(RECORDS PROVIDED)
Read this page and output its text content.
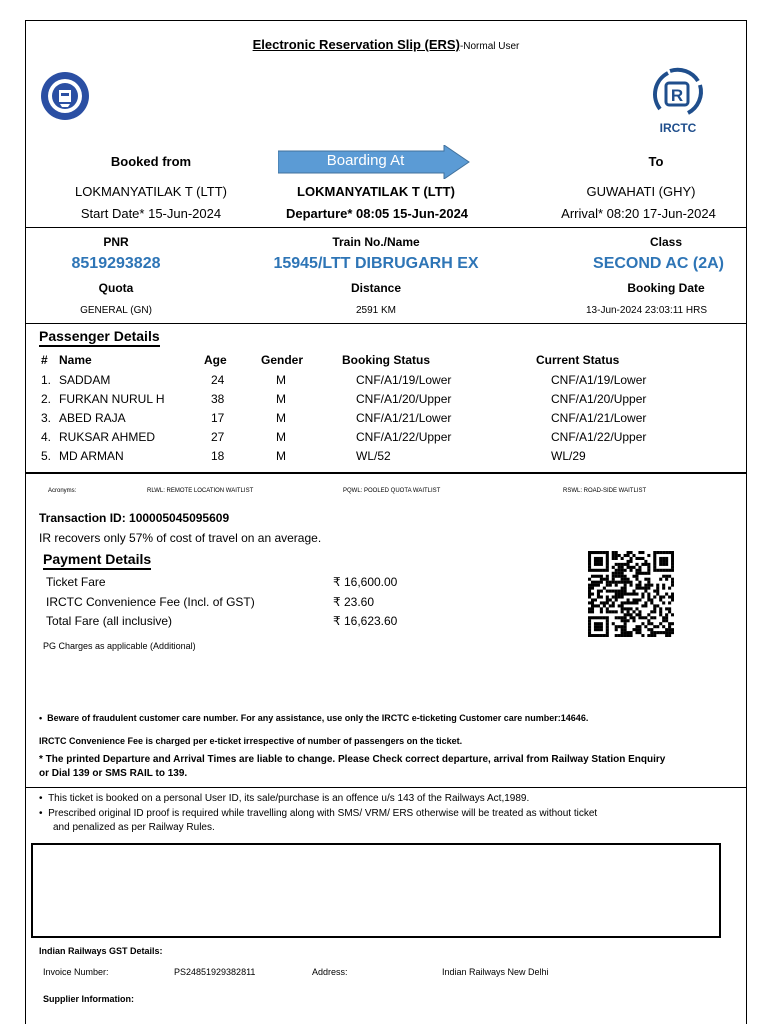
Electronic Reservation Slip (ERS)-Normal User
R
IRCTC
Booked from	Boarding At	To
LOKMANYATILAK T (LTT)	LOKMANYATILAK T (LTT)	GUWAHATI (GHY)
Start Date* 15-Jun-2024	Departure* 08:05 15-Jun-2024	Arrival* 08:20 17-Jun-2024
PNR	Train No./Name	Class
8519293828	15945/LTT DIBRUGARH EX	SECOND AC (2A)
Quota	Distance	Booking Date
GENERAL (GN)	2591 KM	13-Jun-2024 23:03:11 HRS
Passenger Details
# Name	Age	Gender	Booking Status	Current Status
1. SADDAM	24	M	CNF/A1/19/Lower	CNF/A1/19/Lower
2. FURKAN NURUL H	38	M	CNF/A1/20/Upper	CNF/A1/20/Upper
3. ABED RAJA	17	M	CNF/A1/21/Lower	CNF/A1/21/Lower
4. RUKSAR AHMED	27	M	CNF/A1/22/Upper	CNF/A1/22/Upper
5. MD ARMAN	18	M	WL/52	WL/29
Acronyms:	RLWL: REMOTE LOCATION WAITLIST	PQWL: POOLED QUOTA WAITLIST	RSWL: ROAD-SIDE WAITLIST
Transaction ID: 100005045095609
IR recovers only 57% of cost of travel on an average.
Payment Details
Ticket Fare	₹ 16,600.00
IRCTC Convenience Fee (Incl. of GST)	₹ 23.60
Total Fare (all inclusive)	₹ 16,623.60
PG Charges as applicable (Additional)
•  Beware of fraudulent customer care number. For any assistance, use only the IRCTC e-ticketing Customer care number:14646.
IRCTC Convenience Fee is charged per e-ticket irrespective of number of passengers on the ticket.
* The printed Departure and Arrival Times are liable to change. Please Check correct departure, arrival from Railway Station Enquiry
or Dial 139 or SMS RAIL to 139.
•  This ticket is booked on a personal User ID, its sale/purchase is an offence u/s 143 of the Railways Act,1989.
•  Prescribed original ID proof is required while travelling along with SMS/ VRM/ ERS otherwise will be treated as without ticket
and penalized as per Railway Rules.
Indian Railways GST Details:
Invoice Number:	PS24851929382811	Address:	Indian Railways New Delhi
Supplier Information:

(EXERCISE)
Across the material above, count every line holding "Name" and write down only the number.

(TASK RESULT)
2